» **Written instruction**: In the part of the listing that opens with the line containing "UI element localization: list" and closes with the line containing "bar: [810, 460, 815, 501]", replace every "x-tick-label" with "year-tick-label" and reproduce those lines with nothing else altered.

» **Information given**:
--------------------------------------------------
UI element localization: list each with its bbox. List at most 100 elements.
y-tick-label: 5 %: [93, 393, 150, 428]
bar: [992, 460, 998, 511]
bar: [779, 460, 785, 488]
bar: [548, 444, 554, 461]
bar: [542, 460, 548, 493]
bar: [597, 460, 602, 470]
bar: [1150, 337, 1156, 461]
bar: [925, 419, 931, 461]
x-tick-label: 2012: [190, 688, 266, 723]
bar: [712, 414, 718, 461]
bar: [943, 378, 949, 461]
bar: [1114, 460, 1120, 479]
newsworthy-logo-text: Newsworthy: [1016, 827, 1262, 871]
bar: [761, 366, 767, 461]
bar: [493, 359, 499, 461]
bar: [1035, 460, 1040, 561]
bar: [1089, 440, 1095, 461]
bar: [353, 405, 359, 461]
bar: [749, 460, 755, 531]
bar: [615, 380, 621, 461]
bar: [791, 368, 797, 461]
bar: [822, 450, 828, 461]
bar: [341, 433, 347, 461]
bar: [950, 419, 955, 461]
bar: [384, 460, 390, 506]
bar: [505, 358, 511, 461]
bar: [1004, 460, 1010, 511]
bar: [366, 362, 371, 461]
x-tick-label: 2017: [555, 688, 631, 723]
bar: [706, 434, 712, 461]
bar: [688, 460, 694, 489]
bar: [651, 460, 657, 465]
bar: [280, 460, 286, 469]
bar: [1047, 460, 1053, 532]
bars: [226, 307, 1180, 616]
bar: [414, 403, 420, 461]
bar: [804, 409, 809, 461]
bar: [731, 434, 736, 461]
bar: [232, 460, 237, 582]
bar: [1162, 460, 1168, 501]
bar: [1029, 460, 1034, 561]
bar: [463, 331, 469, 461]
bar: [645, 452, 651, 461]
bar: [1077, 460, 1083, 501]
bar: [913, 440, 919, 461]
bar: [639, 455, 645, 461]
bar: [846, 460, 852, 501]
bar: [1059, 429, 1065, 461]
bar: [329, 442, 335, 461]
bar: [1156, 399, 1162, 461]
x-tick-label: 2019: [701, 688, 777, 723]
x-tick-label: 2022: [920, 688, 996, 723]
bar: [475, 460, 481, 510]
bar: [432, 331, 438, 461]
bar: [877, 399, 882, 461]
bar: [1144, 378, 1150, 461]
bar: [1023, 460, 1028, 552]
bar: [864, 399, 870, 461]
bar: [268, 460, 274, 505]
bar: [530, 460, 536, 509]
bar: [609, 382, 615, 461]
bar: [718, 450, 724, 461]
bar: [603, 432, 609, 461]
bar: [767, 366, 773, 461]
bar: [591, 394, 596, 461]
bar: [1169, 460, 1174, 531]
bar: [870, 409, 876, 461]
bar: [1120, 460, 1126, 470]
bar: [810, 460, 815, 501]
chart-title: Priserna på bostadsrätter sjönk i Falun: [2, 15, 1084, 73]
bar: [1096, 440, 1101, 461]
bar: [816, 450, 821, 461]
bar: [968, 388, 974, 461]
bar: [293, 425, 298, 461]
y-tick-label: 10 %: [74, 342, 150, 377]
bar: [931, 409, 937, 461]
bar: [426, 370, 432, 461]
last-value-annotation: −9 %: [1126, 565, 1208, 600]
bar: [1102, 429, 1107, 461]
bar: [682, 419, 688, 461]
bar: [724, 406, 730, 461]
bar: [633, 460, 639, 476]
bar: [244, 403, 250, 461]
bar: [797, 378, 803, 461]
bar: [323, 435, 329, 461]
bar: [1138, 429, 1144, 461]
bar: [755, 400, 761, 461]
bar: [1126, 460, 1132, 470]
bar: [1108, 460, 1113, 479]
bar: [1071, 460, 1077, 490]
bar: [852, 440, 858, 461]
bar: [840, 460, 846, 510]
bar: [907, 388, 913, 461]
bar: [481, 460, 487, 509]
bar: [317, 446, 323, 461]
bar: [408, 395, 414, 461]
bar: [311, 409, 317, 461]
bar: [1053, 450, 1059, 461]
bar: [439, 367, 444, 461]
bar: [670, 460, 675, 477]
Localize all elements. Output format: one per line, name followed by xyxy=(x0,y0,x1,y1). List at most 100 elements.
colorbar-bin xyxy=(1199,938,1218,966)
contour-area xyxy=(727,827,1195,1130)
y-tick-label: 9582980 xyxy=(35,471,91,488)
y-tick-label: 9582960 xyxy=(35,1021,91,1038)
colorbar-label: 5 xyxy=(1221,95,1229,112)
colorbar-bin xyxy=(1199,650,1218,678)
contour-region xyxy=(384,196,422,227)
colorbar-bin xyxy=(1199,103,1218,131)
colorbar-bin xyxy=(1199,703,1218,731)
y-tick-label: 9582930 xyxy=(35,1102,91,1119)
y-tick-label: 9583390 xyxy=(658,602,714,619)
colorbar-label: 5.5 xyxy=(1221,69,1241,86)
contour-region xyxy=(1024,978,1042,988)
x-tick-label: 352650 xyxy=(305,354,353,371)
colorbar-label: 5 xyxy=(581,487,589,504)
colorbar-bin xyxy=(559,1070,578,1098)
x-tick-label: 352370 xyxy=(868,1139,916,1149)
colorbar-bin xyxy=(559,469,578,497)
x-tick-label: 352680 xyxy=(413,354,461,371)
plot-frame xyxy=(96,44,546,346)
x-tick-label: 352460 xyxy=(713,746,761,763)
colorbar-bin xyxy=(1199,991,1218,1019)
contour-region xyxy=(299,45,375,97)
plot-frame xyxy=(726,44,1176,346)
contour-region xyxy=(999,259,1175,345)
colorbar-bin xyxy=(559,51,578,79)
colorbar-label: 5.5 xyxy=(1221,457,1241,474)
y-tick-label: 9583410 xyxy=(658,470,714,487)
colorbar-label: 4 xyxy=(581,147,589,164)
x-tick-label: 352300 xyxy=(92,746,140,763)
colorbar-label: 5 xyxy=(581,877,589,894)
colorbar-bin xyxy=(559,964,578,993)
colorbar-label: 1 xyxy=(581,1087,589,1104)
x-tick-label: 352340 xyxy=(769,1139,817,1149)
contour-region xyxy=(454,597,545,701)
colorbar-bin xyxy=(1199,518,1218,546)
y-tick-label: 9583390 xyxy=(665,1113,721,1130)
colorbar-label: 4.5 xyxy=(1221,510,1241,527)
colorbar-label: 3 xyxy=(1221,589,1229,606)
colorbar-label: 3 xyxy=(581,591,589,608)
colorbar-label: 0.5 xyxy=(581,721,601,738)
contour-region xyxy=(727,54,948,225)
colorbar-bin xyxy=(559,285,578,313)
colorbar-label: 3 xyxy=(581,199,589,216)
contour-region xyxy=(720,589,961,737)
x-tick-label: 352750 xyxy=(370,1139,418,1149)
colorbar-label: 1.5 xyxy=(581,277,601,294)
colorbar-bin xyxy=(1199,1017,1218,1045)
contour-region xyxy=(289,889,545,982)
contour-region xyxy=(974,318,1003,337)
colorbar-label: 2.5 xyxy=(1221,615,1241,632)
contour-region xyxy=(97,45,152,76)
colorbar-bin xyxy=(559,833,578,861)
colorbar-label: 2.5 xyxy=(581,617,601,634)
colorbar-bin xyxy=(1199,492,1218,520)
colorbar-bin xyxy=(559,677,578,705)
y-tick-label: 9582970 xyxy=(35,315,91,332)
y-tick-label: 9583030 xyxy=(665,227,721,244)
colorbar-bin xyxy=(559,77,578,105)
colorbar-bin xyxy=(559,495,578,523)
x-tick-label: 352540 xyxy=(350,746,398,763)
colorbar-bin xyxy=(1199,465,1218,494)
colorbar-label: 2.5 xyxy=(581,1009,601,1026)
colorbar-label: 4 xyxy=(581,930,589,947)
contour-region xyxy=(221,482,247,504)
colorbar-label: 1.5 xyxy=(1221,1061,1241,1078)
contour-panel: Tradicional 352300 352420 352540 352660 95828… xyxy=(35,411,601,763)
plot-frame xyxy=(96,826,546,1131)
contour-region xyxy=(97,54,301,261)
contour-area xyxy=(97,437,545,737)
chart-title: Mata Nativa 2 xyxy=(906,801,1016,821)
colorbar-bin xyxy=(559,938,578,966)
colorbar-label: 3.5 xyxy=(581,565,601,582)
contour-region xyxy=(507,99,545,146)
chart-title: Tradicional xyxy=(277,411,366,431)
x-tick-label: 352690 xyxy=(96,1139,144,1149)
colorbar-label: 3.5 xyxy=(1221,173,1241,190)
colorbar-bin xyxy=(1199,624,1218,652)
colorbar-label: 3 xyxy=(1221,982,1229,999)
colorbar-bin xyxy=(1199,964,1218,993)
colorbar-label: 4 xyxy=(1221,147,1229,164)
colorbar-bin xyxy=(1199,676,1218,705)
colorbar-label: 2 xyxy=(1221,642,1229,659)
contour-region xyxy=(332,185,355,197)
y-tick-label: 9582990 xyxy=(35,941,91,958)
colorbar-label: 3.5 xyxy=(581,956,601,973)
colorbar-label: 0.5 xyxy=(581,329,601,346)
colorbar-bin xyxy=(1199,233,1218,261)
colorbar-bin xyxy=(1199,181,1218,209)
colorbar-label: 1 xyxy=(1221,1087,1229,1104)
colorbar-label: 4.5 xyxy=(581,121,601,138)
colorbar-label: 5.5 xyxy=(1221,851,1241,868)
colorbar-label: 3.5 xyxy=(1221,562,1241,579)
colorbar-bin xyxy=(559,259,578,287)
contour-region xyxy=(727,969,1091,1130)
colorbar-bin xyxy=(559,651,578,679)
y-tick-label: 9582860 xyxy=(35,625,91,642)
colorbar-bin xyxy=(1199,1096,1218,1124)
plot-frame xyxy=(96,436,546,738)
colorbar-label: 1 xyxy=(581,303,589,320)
--------------------------------------------------
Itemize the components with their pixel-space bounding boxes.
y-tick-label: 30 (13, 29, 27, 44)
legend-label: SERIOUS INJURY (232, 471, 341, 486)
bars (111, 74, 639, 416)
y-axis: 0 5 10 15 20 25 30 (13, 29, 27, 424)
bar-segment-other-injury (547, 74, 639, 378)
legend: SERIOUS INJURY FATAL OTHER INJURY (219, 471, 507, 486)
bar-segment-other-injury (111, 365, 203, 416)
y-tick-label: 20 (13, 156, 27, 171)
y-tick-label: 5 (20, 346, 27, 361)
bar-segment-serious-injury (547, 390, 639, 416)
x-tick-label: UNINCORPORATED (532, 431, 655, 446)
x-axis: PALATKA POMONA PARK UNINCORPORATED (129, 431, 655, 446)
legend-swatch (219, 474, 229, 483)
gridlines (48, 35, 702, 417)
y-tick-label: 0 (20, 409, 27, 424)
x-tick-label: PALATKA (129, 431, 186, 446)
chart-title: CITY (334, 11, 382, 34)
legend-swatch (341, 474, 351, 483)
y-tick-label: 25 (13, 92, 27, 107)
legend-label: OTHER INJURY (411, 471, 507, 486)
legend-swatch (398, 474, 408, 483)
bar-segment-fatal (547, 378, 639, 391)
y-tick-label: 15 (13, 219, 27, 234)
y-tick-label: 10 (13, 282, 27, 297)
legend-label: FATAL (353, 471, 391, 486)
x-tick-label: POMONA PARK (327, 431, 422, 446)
--------------------------------------------------
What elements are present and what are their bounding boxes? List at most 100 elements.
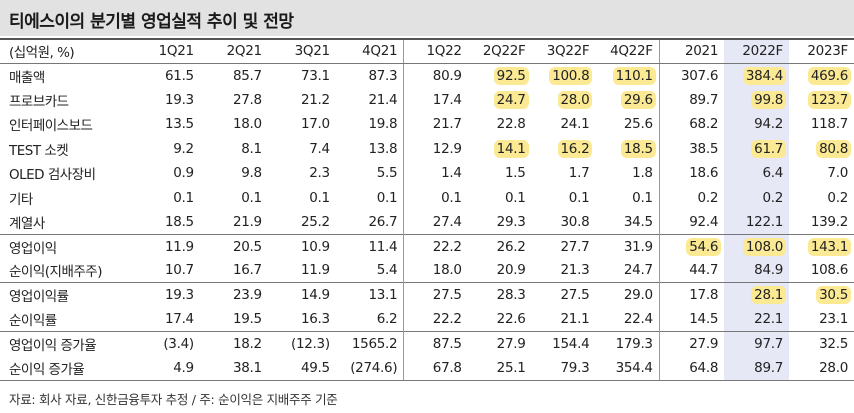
--------------------------------------------------
» **Solution to this problem**:
UI element localization: list each with its bbox. List at most 100 elements.
y-tick-label: 5 %: [93, 393, 150, 428]
bar: [992, 460, 998, 511]
bar: [779, 460, 785, 488]
bar: [548, 444, 554, 461]
bar: [542, 460, 548, 493]
bar: [597, 460, 602, 470]
bar: [1150, 337, 1156, 461]
bar: [925, 419, 931, 461]
year-tick-label: 2012: [190, 688, 266, 723]
bar: [712, 414, 718, 461]
bar: [943, 378, 949, 461]
bar: [1114, 460, 1120, 479]
newsworthy-logo-text: Newsworthy: [1016, 827, 1262, 871]
bar: [761, 366, 767, 461]
bar: [493, 359, 499, 461]
bar: [1035, 460, 1040, 561]
bar: [1089, 440, 1095, 461]
bar: [353, 405, 359, 461]
bar: [749, 460, 755, 531]
bar: [615, 380, 621, 461]
bar: [791, 368, 797, 461]
bar: [822, 450, 828, 461]
bar: [341, 433, 347, 461]
bar: [950, 419, 955, 461]
bar: [384, 460, 390, 506]
bar: [505, 358, 511, 461]
bar: [1004, 460, 1010, 511]
bar: [366, 362, 371, 461]
year-tick-label: 2017: [555, 688, 631, 723]
bar: [706, 434, 712, 461]
bar: [688, 460, 694, 489]
bar: [651, 460, 657, 465]
bar: [280, 460, 286, 469]
bar: [1047, 460, 1053, 532]
bars: [226, 307, 1180, 616]
bar: [414, 403, 420, 461]
bar: [804, 409, 809, 461]
bar: [731, 434, 736, 461]
bar: [232, 460, 237, 582]
bar: [1162, 460, 1168, 501]
bar: [1029, 460, 1034, 561]
bar: [463, 331, 469, 461]
bar: [645, 452, 651, 461]
bar: [1077, 460, 1083, 501]
bar: [913, 440, 919, 461]
bar: [639, 455, 645, 461]
bar: [846, 460, 852, 501]
bar: [1059, 429, 1065, 461]
bar: [329, 442, 335, 461]
bar: [1156, 399, 1162, 461]
year-tick-label: 2019: [701, 688, 777, 723]
year-tick-label: 2022: [920, 688, 996, 723]
bar: [475, 460, 481, 510]
bar: [432, 331, 438, 461]
bar: [877, 399, 882, 461]
bar: [1144, 378, 1150, 461]
bar: [1023, 460, 1028, 552]
bar: [864, 399, 870, 461]
bar: [268, 460, 274, 505]
bar: [530, 460, 536, 509]
bar: [609, 382, 615, 461]
bar: [718, 450, 724, 461]
bar: [603, 432, 609, 461]
bar: [767, 366, 773, 461]
bar: [591, 394, 596, 461]
bar: [1169, 460, 1174, 531]
bar: [870, 409, 876, 461]
bar: [1120, 460, 1126, 470]
bar: [810, 460, 815, 501]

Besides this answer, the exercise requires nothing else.